— START OF RECORDS TO USE —

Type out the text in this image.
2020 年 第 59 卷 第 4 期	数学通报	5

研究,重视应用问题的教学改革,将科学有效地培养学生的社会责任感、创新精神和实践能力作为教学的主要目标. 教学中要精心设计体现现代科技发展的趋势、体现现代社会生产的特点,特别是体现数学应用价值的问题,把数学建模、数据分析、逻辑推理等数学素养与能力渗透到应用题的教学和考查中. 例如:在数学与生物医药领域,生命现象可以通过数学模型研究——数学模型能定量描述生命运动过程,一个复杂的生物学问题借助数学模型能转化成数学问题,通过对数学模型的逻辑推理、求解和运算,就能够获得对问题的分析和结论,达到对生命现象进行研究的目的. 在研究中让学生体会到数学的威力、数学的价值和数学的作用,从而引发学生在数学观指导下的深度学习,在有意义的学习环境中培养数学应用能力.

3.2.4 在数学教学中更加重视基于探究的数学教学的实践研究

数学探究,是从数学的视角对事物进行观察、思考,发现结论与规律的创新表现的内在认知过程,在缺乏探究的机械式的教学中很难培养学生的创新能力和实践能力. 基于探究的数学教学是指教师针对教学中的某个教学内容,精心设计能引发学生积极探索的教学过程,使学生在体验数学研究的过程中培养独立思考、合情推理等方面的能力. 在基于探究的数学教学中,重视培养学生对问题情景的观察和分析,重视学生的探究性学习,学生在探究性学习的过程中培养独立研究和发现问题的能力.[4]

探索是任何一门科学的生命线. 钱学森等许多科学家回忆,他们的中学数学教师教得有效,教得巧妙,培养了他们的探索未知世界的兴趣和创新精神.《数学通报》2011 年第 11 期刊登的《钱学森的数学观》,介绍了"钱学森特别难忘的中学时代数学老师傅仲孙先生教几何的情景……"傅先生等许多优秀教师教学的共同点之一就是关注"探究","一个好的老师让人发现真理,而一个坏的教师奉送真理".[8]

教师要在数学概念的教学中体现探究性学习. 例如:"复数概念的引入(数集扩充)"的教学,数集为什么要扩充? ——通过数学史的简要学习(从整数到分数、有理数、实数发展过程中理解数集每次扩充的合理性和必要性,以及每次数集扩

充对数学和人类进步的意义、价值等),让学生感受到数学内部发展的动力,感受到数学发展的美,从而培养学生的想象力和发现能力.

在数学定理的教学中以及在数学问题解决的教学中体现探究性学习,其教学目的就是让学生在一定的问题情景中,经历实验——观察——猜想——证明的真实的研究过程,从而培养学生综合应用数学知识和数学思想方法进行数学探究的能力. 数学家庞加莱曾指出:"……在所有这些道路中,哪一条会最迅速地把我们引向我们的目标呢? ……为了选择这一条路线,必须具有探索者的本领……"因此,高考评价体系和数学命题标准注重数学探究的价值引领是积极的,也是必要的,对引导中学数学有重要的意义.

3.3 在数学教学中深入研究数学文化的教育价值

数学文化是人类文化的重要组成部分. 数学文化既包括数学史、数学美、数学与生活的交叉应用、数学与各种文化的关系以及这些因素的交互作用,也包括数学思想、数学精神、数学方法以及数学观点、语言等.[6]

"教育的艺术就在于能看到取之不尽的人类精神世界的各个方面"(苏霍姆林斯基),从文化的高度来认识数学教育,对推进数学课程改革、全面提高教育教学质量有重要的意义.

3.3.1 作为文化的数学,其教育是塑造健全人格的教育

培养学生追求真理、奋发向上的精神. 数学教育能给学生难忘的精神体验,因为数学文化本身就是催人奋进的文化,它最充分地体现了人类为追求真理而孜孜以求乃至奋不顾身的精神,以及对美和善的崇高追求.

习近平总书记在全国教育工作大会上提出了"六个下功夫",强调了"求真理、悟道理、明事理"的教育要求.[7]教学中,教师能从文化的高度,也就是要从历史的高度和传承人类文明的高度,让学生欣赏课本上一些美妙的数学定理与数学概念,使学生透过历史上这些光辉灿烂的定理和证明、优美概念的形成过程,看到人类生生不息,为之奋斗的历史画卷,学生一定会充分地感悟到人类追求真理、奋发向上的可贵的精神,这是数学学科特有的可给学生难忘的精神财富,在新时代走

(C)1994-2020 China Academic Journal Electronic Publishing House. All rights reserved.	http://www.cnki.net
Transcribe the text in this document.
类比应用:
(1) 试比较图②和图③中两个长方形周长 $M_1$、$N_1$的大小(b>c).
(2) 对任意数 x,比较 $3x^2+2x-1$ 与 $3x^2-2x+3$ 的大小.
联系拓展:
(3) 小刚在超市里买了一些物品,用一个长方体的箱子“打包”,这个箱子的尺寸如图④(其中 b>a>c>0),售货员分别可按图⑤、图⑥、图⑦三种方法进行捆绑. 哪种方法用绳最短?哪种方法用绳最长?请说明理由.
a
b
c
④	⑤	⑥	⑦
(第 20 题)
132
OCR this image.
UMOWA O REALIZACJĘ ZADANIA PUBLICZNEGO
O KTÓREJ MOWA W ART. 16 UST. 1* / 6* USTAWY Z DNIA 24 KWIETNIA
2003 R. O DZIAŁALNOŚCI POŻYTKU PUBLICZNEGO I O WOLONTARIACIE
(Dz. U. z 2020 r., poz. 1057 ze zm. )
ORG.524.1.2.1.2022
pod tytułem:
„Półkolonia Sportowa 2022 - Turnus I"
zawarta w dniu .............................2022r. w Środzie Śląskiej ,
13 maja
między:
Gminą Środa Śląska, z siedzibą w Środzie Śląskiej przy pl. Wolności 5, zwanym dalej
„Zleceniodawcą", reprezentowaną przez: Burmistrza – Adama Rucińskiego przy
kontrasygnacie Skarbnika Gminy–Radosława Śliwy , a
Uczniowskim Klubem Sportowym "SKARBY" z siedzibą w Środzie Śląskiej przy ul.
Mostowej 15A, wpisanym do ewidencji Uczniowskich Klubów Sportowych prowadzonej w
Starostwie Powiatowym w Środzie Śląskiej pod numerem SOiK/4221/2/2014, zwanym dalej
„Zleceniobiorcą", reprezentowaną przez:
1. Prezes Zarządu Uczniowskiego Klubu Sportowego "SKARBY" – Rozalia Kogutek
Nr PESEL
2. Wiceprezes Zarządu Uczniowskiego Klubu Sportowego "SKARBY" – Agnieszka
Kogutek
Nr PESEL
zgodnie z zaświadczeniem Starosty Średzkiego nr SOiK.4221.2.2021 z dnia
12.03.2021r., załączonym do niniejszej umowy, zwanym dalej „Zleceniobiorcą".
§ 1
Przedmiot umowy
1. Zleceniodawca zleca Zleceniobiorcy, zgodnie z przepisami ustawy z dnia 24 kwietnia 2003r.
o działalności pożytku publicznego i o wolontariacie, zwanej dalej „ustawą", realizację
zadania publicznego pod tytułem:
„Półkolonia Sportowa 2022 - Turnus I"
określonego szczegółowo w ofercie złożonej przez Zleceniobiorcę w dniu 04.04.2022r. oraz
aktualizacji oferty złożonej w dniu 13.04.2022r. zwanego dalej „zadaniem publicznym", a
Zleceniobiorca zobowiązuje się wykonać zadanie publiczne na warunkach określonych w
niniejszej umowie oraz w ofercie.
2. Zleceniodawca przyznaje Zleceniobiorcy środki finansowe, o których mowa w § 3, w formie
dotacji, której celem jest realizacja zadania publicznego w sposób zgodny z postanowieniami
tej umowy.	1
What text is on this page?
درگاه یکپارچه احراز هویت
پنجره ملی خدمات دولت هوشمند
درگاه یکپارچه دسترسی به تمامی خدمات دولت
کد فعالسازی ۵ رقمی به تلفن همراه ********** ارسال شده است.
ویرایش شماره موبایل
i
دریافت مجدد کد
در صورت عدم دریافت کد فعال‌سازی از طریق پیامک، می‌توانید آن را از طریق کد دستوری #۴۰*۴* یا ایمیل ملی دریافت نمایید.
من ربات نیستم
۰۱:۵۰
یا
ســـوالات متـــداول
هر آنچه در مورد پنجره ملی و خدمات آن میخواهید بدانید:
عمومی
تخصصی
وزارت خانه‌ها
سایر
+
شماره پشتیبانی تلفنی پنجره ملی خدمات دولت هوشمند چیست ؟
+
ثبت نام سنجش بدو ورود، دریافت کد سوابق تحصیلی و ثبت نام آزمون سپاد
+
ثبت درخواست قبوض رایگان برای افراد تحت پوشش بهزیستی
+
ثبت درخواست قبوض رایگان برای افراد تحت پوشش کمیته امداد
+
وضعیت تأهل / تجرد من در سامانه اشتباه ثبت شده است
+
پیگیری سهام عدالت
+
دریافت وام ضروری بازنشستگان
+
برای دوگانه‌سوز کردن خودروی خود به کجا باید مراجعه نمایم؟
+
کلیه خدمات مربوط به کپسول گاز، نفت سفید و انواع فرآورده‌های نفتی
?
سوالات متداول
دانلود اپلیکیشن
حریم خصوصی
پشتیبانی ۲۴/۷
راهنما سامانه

— END OF RECORDS TO USE —

WHAT IS ASKED: Say how many lines in the entries contain the string "tytułem", and leave out everything else.

ANSWER TO THIS TASK: 2